# Provided records

== == ==

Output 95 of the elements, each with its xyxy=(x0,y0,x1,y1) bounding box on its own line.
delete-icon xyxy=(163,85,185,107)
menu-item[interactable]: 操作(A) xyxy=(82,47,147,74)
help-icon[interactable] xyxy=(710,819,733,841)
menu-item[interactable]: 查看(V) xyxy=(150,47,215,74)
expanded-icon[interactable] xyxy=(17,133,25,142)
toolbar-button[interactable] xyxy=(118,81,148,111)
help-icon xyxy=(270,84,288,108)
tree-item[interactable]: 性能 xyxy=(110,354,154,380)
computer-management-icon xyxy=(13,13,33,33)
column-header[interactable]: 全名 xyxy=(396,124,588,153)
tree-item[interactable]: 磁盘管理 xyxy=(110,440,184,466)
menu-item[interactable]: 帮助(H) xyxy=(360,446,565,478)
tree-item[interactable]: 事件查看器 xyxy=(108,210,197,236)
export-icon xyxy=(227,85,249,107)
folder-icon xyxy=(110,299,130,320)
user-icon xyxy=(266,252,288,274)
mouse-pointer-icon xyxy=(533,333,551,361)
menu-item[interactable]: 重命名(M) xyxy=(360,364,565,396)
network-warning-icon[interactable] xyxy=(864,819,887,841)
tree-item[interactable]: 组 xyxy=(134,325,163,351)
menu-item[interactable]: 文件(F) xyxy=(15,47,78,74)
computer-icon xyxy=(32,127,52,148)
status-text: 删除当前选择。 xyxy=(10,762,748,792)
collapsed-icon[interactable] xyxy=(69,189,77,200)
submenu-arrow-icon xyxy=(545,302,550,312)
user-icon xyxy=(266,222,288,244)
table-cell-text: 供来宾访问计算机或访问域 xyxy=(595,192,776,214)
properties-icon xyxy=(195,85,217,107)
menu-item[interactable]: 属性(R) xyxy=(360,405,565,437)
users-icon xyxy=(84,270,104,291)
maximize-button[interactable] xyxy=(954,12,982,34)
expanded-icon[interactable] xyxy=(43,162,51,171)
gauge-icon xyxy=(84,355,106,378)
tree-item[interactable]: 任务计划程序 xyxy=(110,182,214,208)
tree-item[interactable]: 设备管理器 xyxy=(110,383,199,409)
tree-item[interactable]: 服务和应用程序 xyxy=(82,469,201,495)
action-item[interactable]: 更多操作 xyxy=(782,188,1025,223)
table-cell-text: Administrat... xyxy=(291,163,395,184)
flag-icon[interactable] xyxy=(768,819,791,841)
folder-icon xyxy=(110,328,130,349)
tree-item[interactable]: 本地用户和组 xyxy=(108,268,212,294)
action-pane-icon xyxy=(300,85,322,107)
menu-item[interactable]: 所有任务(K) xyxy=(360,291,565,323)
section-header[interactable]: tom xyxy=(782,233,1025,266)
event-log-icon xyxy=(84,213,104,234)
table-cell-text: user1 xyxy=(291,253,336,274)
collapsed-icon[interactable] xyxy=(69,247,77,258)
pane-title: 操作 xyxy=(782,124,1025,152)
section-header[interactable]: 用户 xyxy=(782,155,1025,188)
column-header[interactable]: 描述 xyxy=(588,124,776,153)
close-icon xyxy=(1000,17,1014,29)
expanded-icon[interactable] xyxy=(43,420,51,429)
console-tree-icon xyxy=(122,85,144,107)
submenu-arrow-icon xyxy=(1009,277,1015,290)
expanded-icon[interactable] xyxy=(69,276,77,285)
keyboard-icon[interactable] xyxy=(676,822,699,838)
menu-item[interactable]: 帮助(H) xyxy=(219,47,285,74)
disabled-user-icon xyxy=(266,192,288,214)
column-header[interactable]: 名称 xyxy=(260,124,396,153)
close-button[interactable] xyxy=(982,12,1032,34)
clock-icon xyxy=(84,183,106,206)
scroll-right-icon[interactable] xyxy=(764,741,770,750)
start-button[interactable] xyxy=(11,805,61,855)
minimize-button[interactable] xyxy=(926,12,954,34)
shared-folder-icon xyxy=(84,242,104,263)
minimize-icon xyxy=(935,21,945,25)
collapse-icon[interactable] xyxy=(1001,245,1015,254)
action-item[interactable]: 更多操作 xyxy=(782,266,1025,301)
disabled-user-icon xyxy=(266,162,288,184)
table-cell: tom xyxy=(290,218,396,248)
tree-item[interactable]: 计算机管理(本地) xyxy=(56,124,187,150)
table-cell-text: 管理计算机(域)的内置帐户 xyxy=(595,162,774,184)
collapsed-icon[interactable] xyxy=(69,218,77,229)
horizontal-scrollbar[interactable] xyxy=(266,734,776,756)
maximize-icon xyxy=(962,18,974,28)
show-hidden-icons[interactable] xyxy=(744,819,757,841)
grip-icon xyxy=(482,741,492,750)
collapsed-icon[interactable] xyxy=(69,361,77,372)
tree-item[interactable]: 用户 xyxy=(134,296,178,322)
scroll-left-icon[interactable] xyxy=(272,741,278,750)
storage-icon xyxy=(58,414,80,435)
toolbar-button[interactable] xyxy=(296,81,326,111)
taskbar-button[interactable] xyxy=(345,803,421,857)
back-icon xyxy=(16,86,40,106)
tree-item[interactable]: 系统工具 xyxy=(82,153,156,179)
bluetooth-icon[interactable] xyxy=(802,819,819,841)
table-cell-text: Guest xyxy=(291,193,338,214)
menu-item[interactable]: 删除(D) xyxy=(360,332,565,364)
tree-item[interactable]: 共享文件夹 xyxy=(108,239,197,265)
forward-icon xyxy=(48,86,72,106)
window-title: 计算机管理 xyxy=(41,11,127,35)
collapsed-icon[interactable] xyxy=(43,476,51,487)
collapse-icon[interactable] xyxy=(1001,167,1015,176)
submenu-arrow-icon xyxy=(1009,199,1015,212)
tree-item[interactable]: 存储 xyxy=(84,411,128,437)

== == ==

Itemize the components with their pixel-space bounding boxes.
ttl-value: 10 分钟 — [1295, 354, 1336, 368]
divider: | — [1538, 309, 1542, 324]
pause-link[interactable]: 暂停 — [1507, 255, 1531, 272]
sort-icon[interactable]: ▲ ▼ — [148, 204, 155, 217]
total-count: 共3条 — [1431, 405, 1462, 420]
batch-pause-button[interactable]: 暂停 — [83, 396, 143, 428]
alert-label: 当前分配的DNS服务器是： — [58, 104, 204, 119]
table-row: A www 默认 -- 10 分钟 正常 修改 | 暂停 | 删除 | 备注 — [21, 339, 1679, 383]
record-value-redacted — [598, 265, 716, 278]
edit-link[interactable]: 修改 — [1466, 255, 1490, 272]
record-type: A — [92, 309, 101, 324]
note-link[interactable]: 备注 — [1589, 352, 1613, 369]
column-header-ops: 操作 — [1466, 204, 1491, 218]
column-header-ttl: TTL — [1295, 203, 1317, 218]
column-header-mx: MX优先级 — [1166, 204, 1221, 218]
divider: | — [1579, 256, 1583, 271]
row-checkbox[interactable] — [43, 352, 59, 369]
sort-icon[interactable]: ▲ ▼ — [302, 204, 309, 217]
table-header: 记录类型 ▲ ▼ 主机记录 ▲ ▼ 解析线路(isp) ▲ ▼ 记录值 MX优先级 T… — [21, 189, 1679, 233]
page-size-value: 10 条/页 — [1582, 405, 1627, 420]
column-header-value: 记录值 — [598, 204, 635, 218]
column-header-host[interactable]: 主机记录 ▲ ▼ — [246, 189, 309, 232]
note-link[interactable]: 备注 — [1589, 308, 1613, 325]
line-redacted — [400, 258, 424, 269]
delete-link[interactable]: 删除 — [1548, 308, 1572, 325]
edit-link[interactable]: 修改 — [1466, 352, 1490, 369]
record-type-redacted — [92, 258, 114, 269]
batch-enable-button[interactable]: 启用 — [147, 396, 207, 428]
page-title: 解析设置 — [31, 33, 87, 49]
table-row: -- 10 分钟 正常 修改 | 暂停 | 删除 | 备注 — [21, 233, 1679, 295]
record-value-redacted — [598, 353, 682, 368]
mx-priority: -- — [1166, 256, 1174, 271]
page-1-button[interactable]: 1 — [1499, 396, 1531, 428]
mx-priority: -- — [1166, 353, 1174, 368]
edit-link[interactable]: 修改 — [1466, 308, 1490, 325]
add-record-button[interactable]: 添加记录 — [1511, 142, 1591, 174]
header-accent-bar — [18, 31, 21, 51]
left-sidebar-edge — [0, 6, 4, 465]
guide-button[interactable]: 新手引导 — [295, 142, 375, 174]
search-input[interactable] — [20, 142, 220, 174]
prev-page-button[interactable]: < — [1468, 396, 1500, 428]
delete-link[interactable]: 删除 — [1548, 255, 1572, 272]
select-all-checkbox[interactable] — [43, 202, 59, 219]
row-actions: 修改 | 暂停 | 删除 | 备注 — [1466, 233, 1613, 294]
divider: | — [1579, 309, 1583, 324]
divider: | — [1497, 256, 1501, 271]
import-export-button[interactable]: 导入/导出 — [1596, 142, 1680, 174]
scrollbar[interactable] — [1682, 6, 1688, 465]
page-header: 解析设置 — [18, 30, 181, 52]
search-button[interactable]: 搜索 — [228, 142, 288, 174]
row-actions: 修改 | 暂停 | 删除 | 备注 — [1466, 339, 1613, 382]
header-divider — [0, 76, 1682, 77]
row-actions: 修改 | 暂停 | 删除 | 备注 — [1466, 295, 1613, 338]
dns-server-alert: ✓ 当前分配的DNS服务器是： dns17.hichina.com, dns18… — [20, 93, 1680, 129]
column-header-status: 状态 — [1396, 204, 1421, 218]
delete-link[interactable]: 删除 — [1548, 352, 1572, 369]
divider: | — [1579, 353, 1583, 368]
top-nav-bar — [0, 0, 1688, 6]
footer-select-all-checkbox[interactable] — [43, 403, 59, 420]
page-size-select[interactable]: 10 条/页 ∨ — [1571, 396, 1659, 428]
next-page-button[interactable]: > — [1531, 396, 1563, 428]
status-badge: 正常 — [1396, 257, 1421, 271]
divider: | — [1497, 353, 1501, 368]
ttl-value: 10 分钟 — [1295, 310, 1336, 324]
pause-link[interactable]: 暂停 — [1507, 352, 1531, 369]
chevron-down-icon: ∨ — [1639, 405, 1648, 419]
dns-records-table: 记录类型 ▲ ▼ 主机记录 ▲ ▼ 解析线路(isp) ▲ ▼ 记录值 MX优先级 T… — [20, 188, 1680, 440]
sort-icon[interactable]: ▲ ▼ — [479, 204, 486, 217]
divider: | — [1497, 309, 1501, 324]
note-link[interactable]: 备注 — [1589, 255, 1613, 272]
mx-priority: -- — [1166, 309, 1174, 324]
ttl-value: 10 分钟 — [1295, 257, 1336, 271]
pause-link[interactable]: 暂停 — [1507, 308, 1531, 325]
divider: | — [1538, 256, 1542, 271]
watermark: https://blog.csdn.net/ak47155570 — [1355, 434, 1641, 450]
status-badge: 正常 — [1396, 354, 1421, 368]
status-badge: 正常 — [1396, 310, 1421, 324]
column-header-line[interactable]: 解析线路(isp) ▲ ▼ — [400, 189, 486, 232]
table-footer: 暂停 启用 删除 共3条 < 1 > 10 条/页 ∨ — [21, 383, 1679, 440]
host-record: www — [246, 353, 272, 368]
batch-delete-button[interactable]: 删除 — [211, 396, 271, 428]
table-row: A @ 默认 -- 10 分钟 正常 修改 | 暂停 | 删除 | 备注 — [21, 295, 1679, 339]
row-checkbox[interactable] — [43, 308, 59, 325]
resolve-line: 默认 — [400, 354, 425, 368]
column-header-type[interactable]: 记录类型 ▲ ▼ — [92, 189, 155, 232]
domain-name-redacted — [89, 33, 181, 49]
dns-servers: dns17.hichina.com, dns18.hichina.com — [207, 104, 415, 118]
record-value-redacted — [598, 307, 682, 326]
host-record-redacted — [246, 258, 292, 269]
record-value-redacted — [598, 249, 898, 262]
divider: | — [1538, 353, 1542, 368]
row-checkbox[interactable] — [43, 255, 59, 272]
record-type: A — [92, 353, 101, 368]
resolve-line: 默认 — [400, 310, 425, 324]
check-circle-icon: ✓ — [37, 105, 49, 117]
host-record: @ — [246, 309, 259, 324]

== == ==

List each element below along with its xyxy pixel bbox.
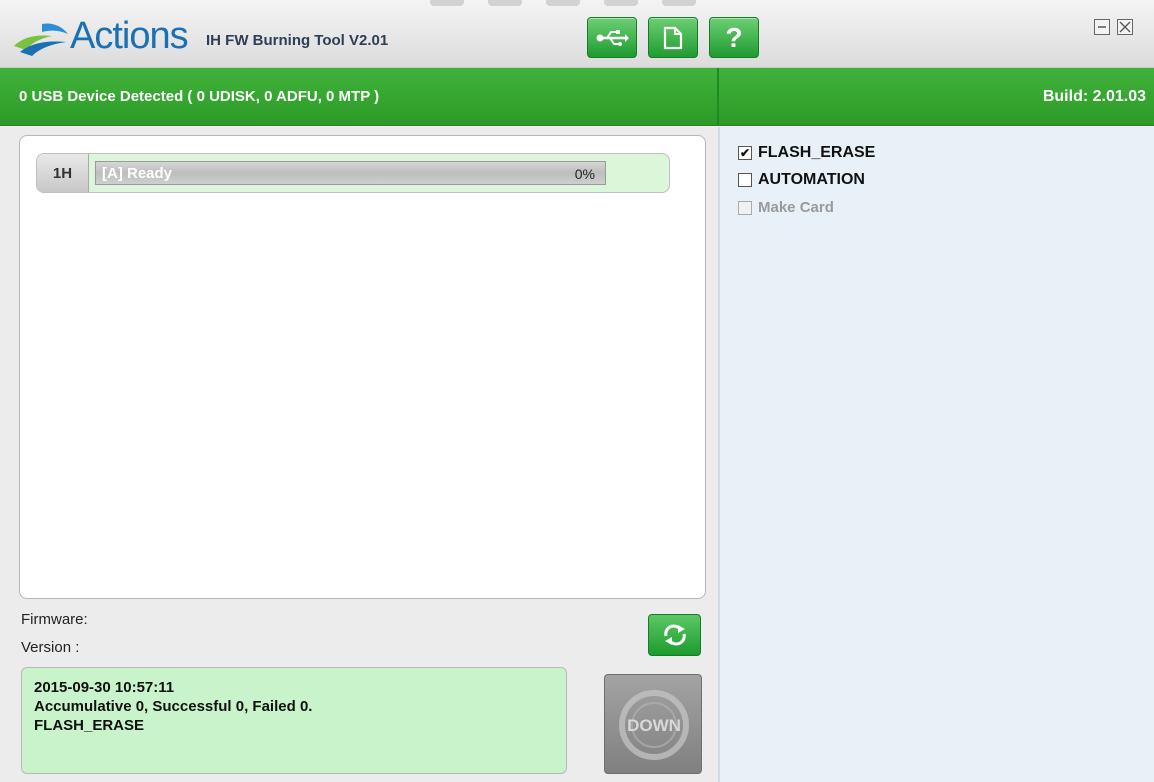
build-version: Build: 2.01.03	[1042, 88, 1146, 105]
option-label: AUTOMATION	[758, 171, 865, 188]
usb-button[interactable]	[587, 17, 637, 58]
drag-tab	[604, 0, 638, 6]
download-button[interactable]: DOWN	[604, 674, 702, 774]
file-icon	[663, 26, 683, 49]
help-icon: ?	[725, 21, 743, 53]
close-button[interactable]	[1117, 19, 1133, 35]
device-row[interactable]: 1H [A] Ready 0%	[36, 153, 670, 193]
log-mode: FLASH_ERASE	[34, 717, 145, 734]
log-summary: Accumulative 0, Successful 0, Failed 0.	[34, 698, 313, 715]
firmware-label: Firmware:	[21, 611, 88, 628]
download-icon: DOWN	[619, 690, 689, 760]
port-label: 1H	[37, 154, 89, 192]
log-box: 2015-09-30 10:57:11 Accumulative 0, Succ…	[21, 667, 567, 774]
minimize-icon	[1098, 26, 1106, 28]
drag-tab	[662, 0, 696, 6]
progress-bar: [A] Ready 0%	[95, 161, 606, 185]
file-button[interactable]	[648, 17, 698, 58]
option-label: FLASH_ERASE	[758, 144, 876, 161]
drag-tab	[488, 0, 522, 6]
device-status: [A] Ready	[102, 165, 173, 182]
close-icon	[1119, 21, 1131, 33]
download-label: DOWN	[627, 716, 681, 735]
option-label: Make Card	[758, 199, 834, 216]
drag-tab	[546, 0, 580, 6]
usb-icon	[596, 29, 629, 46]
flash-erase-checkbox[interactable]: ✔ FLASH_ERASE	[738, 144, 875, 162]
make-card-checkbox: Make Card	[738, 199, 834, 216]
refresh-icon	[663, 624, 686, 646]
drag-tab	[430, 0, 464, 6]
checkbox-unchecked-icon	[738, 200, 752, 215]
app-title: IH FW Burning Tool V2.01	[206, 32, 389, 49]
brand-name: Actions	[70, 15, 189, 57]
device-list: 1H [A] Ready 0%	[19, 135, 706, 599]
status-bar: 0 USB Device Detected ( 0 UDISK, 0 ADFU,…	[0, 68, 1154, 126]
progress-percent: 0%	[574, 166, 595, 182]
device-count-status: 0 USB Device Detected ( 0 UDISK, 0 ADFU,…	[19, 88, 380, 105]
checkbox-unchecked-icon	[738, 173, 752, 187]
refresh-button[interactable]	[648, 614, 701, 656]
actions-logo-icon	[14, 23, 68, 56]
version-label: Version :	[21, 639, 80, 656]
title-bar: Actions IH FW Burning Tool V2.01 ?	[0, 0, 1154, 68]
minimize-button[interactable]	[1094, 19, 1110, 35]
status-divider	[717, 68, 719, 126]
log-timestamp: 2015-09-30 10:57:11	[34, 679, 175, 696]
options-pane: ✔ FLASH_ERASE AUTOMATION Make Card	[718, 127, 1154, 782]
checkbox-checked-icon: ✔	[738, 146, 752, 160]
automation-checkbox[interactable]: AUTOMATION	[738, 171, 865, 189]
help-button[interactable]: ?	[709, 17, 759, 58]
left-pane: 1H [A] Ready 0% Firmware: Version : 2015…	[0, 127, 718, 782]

== == ==

# To be done
Switch "divider" to "separator" in the stretch from the line containing "Itemize the components" through the line containing "alert-label: 当前分配的DNS服务器是： —", and give back only those lines with nothing else changed.

# Response
Itemize the components with their pixel-space bounding boxes.
ttl-value: 10 分钟 — [1295, 354, 1336, 368]
separator: | — [1538, 309, 1542, 324]
pause-link[interactable]: 暂停 — [1507, 255, 1531, 272]
sort-icon[interactable]: ▲ ▼ — [148, 204, 155, 217]
total-count: 共3条 — [1431, 405, 1462, 420]
batch-pause-button[interactable]: 暂停 — [83, 396, 143, 428]
alert-label: 当前分配的DNS服务器是： — [58, 104, 204, 119]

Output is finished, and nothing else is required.